======== Dataset content ========

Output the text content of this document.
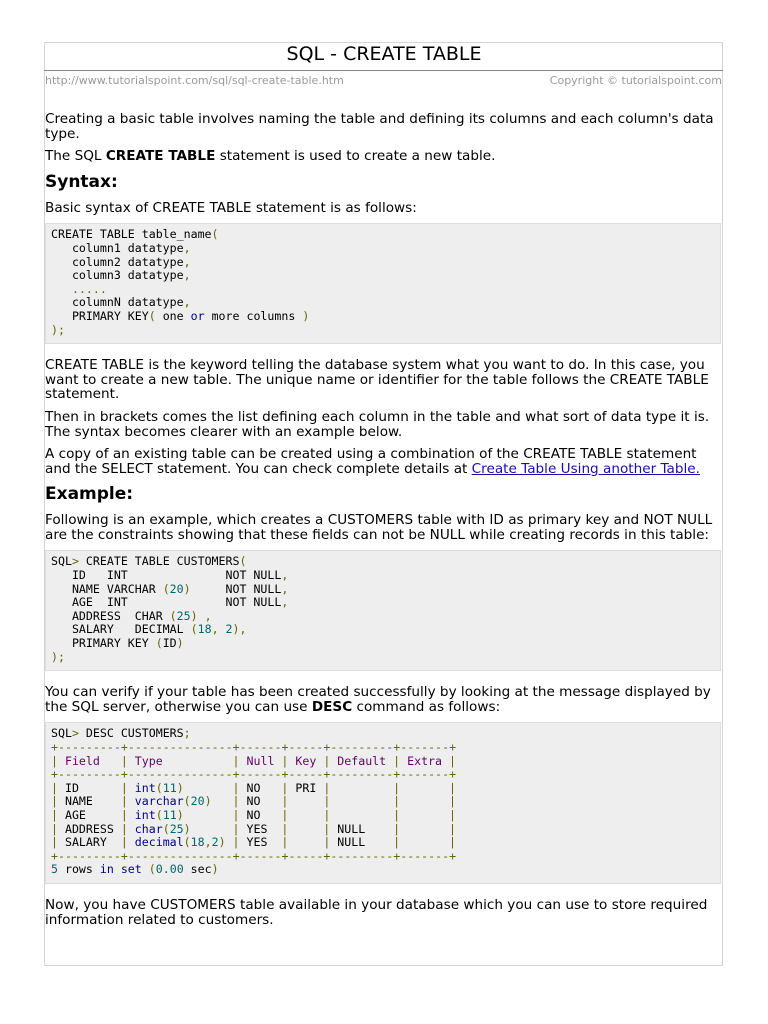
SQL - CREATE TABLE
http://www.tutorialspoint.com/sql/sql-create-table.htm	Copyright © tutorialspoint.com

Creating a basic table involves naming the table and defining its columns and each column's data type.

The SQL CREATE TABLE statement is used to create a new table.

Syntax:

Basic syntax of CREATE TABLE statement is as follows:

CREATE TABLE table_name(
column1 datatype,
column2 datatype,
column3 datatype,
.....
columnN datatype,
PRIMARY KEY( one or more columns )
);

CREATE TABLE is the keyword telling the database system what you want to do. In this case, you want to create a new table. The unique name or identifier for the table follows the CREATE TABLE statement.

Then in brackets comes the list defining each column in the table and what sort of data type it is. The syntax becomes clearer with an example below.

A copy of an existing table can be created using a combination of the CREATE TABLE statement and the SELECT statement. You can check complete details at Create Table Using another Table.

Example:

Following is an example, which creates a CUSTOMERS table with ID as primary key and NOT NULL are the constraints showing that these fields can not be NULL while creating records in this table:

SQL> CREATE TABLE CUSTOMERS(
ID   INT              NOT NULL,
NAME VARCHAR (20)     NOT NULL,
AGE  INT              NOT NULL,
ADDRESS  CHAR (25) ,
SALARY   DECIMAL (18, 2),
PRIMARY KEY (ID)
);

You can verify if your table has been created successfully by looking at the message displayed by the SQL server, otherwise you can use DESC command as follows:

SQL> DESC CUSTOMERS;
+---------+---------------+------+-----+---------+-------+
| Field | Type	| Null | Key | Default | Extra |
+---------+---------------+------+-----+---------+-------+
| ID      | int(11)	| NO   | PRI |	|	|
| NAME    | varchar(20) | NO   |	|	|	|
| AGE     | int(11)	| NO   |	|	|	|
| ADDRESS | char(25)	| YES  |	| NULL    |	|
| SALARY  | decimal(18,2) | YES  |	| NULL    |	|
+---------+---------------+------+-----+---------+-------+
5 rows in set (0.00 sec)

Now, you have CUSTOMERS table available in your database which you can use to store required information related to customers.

========

**Brief**
Copy the records exactly. Skip the pictures.

**Written solution**
Output the text content of this document.
SQL - CREATE TABLE
http://www.tutorialspoint.com/sql/sql-create-table.htm	Copyright © tutorialspoint.com

Creating a basic table involves naming the table and defining its columns and each column's data type.

The SQL CREATE TABLE statement is used to create a new table.

Syntax:

Basic syntax of CREATE TABLE statement is as follows:

CREATE TABLE table_name(
column1 datatype,
column2 datatype,
column3 datatype,
.....
columnN datatype,
PRIMARY KEY( one or more columns )
);

CREATE TABLE is the keyword telling the database system what you want to do. In this case, you want to create a new table. The unique name or identifier for the table follows the CREATE TABLE statement.

Then in brackets comes the list defining each column in the table and what sort of data type it is. The syntax becomes clearer with an example below.

A copy of an existing table can be created using a combination of the CREATE TABLE statement and the SELECT statement. You can check complete details at Create Table Using another Table.

Example:

Following is an example, which creates a CUSTOMERS table with ID as primary key and NOT NULL are the constraints showing that these fields can not be NULL while creating records in this table:

SQL> CREATE TABLE CUSTOMERS(
ID   INT              NOT NULL,
NAME VARCHAR (20)     NOT NULL,
AGE  INT              NOT NULL,
ADDRESS  CHAR (25) ,
SALARY   DECIMAL (18, 2),
PRIMARY KEY (ID)
);

You can verify if your table has been created successfully by looking at the message displayed by the SQL server, otherwise you can use DESC command as follows:

SQL> DESC CUSTOMERS;
+---------+---------------+------+-----+---------+-------+
| Field | Type	| Null | Key | Default | Extra |
+---------+---------------+------+-----+---------+-------+
| ID      | int(11)	| NO   | PRI |	|	|
| NAME    | varchar(20) | NO   |	|	|	|
| AGE     | int(11)	| NO   |	|	|	|
| ADDRESS | char(25)	| YES  |	| NULL    |	|
| SALARY  | decimal(18,2) | YES  |	| NULL    |	|
+---------+---------------+------+-----+---------+-------+
5 rows in set (0.00 sec)

Now, you have CUSTOMERS table available in your database which you can use to store required information related to customers.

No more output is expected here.